== TASK GOAL ==
Copy the material that follows word for word and omit its pictures.
##############################
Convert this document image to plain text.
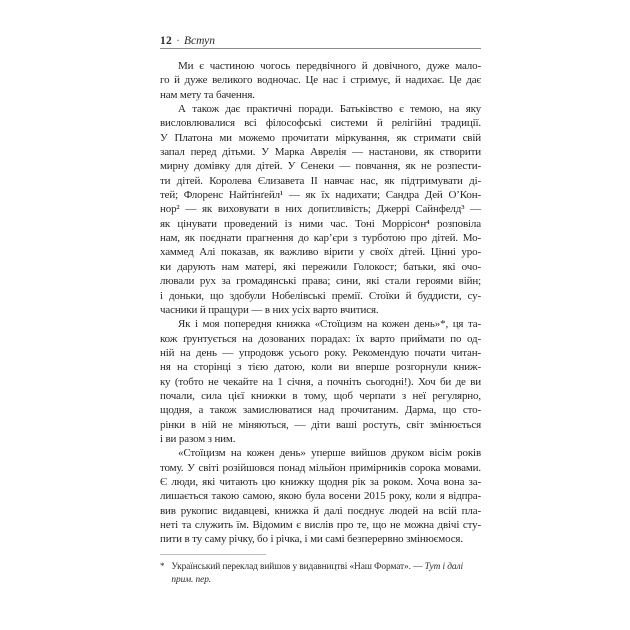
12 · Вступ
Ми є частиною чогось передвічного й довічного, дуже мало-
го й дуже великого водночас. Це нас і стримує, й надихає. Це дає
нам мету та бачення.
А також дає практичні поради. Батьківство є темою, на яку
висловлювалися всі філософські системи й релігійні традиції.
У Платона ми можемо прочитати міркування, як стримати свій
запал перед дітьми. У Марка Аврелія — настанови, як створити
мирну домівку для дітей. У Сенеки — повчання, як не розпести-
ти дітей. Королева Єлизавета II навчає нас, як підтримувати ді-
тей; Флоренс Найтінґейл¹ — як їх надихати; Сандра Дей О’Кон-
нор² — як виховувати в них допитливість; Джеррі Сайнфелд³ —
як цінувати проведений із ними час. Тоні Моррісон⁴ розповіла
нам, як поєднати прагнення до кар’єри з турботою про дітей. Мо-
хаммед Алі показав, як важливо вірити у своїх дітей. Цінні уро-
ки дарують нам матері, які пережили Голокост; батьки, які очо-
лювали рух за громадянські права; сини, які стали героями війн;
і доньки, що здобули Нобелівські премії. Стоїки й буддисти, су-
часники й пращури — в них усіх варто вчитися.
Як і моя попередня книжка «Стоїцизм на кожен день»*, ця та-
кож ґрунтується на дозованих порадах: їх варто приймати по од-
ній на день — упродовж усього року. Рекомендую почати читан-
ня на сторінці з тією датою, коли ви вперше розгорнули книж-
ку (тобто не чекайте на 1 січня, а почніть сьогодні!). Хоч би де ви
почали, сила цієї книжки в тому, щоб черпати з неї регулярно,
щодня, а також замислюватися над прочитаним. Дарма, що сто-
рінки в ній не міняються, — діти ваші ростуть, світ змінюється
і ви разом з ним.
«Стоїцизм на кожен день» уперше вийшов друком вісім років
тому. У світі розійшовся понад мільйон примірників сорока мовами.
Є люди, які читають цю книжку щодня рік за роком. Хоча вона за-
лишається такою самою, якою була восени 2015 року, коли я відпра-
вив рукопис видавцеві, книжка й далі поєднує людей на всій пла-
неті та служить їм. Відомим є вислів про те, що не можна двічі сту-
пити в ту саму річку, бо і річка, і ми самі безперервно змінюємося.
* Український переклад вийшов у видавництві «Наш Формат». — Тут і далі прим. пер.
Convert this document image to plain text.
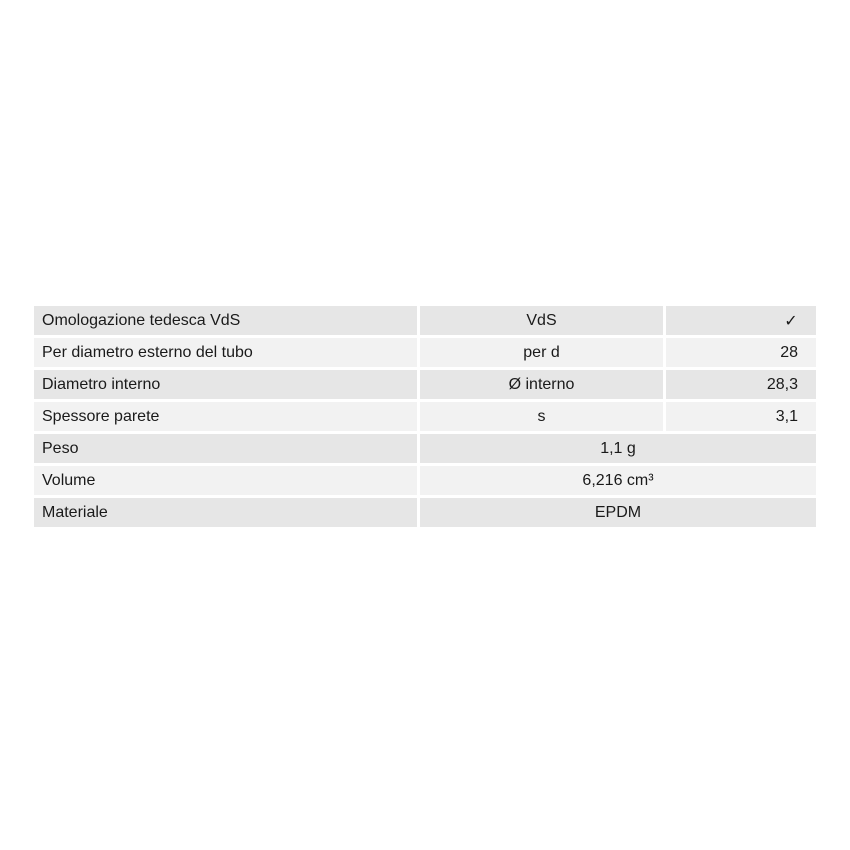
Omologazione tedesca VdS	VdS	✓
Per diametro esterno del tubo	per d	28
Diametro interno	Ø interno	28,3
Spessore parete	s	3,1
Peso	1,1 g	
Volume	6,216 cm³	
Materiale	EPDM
##############################
== RESPONSE ==
Convert this document image to plain text.
12 · Вступ
Ми є частиною чогось передвічного й довічного, дуже мало-
го й дуже великого водночас. Це нас і стримує, й надихає. Це дає
нам мету та бачення.
А також дає практичні поради. Батьківство є темою, на яку
висловлювалися всі філософські системи й релігійні традиції.
У Платона ми можемо прочитати міркування, як стримати свій
запал перед дітьми. У Марка Аврелія — настанови, як створити
мирну домівку для дітей. У Сенеки — повчання, як не розпести-
ти дітей. Королева Єлизавета II навчає нас, як підтримувати ді-
тей; Флоренс Найтінґейл¹ — як їх надихати; Сандра Дей О’Кон-
нор² — як виховувати в них допитливість; Джеррі Сайнфелд³ —
як цінувати проведений із ними час. Тоні Моррісон⁴ розповіла
нам, як поєднати прагнення до кар’єри з турботою про дітей. Мо-
хаммед Алі показав, як важливо вірити у своїх дітей. Цінні уро-
ки дарують нам матері, які пережили Голокост; батьки, які очо-
лювали рух за громадянські права; сини, які стали героями війн;
і доньки, що здобули Нобелівські премії. Стоїки й буддисти, су-
часники й пращури — в них усіх варто вчитися.
Як і моя попередня книжка «Стоїцизм на кожен день»*, ця та-
кож ґрунтується на дозованих порадах: їх варто приймати по од-
ній на день — упродовж усього року. Рекомендую почати читан-
ня на сторінці з тією датою, коли ви вперше розгорнули книж-
ку (тобто не чекайте на 1 січня, а почніть сьогодні!). Хоч би де ви
почали, сила цієї книжки в тому, щоб черпати з неї регулярно,
щодня, а також замислюватися над прочитаним. Дарма, що сто-
рінки в ній не міняються, — діти ваші ростуть, світ змінюється
і ви разом з ним.
«Стоїцизм на кожен день» уперше вийшов друком вісім років
тому. У світі розійшовся понад мільйон примірників сорока мовами.
Є люди, які читають цю книжку щодня рік за роком. Хоча вона за-
лишається такою самою, якою була восени 2015 року, коли я відпра-
вив рукопис видавцеві, книжка й далі поєднує людей на всій пла-
неті та служить їм. Відомим є вислів про те, що не можна двічі сту-
пити в ту саму річку, бо і річка, і ми самі безперервно змінюємося.
* Український переклад вийшов у видавництві «Наш Формат». — Тут і далі прим. пер.
Convert this document image to plain text.
Omologazione tedesca VdS	VdS	✓
Per diametro esterno del tubo	per d	28
Diametro interno	Ø interno	28,3
Spessore parete	s	3,1
Peso	1,1 g	
Volume	6,216 cm³	
Materiale	EPDM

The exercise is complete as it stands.